Dataset entries -
## Start
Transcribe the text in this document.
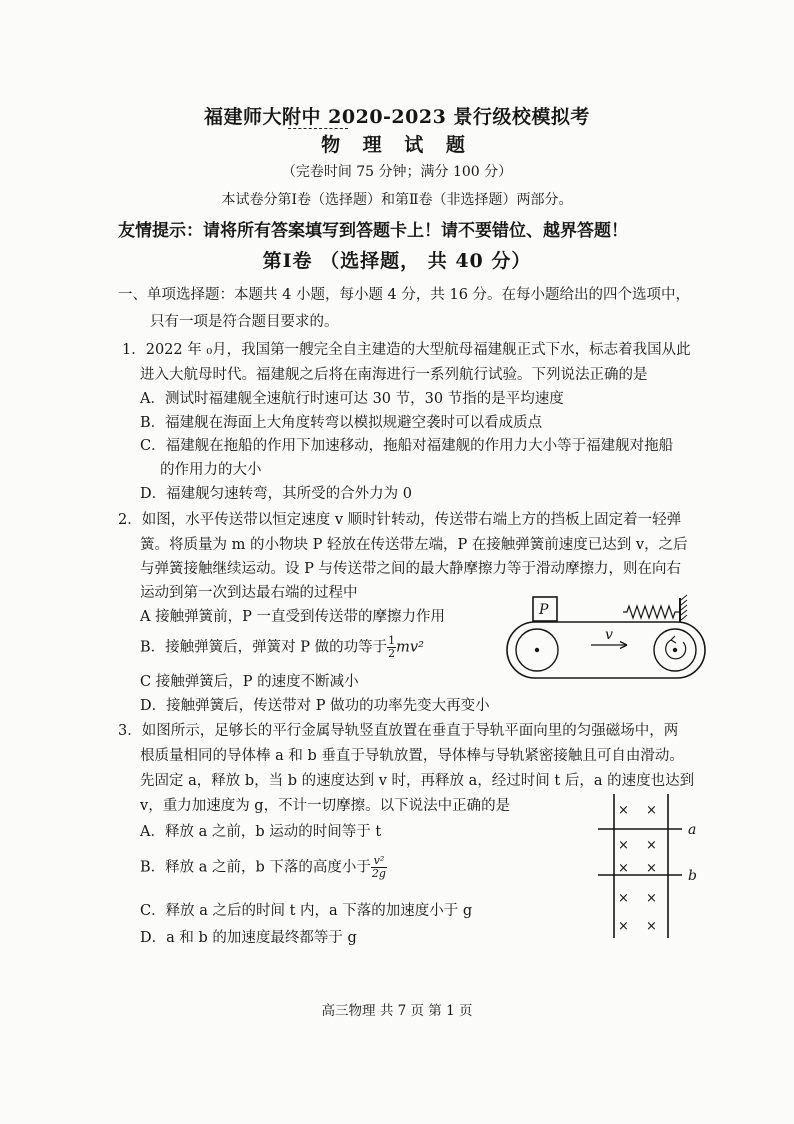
福建师大附中 2020-2023 景行级校模拟考
物 理 试 题
（完卷时间 75 分钟；满分 100 分）
本试卷分第Ⅰ卷（选择题）和第Ⅱ卷（非选择题）两部分。
友情提示：请将所有答案填写到答题卡上！请不要错位、越界答题！
第Ⅰ卷 （选择题， 共 40 分）
一、单项选择题：本题共 4 小题，每小题 4 分，共 16 分。在每小题给出的四个选项中，
只有一项是符合题目要求的。
1．2022 年 ₀月，我国第一艘完全自主建造的大型航母福建舰正式下水，标志着我国从此
进入大航母时代。福建舰之后将在南海进行一系列航行试验。下列说法正确的是
A．测试时福建舰全速航行时速可达 30 节，30 节指的是平均速度
B．福建舰在海面上大角度转弯以模拟规避空袭时可以看成质点
C．福建舰在拖船的作用下加速移动，拖船对福建舰的作用力大小等于福建舰对拖船
的作用力的大小
D．福建舰匀速转弯，其所受的合外力为 0
2．如图，水平传送带以恒定速度 v 顺时针转动，传送带右端上方的挡板上固定着一轻弹
簧。将质量为 m 的小物块 P 轻放在传送带左端，P 在接触弹簧前速度已达到 v，之后
与弹簧接触继续运动。设 P 与传送带之间的最大静摩擦力等于滑动摩擦力，则在向右
运动到第一次到达最右端的过程中
A 接触弹簧前，P 一直受到传送带的摩擦力作用
B．接触弹簧后，弹簧对 P 做的功等于 $\frac{1}{2} mv^2$
C 接触弹簧后，P 的速度不断减小
D．接触弹簧后，传送带对 P 做功的功率先变大再变小
P
v
3．如图所示，足够长的平行金属导轨竖直放置在垂直于导轨平面向里的匀强磁场中，两
根质量相同的导体棒 a 和 b 垂直于导轨放置，导体棒与导轨紧密接触且可自由滑动。
先固定 a，释放 b，当 b 的速度达到 v 时，再释放 a，经过时间 t 后，a 的速度也达到
v，重力加速度为 g，不计一切摩擦。以下说法中正确的是
A．释放 a 之前，b 运动的时间等于 t
B．释放 a 之前，b 下落的高度小于 $\frac{\text{v²}}{2g}$
C．释放 a 之后的时间 t 内，a 下落的加速度小于 g
D．a 和 b 的加速度最终都等于 g
a
b
× ×
× ×
× ×
× ×
× ×
高三物理 共 7 页 第 1 页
## End
How many of these lines contain "接触弹簧后"? Write only the number.

SOLUTION FOR THIS EXERCISE - 3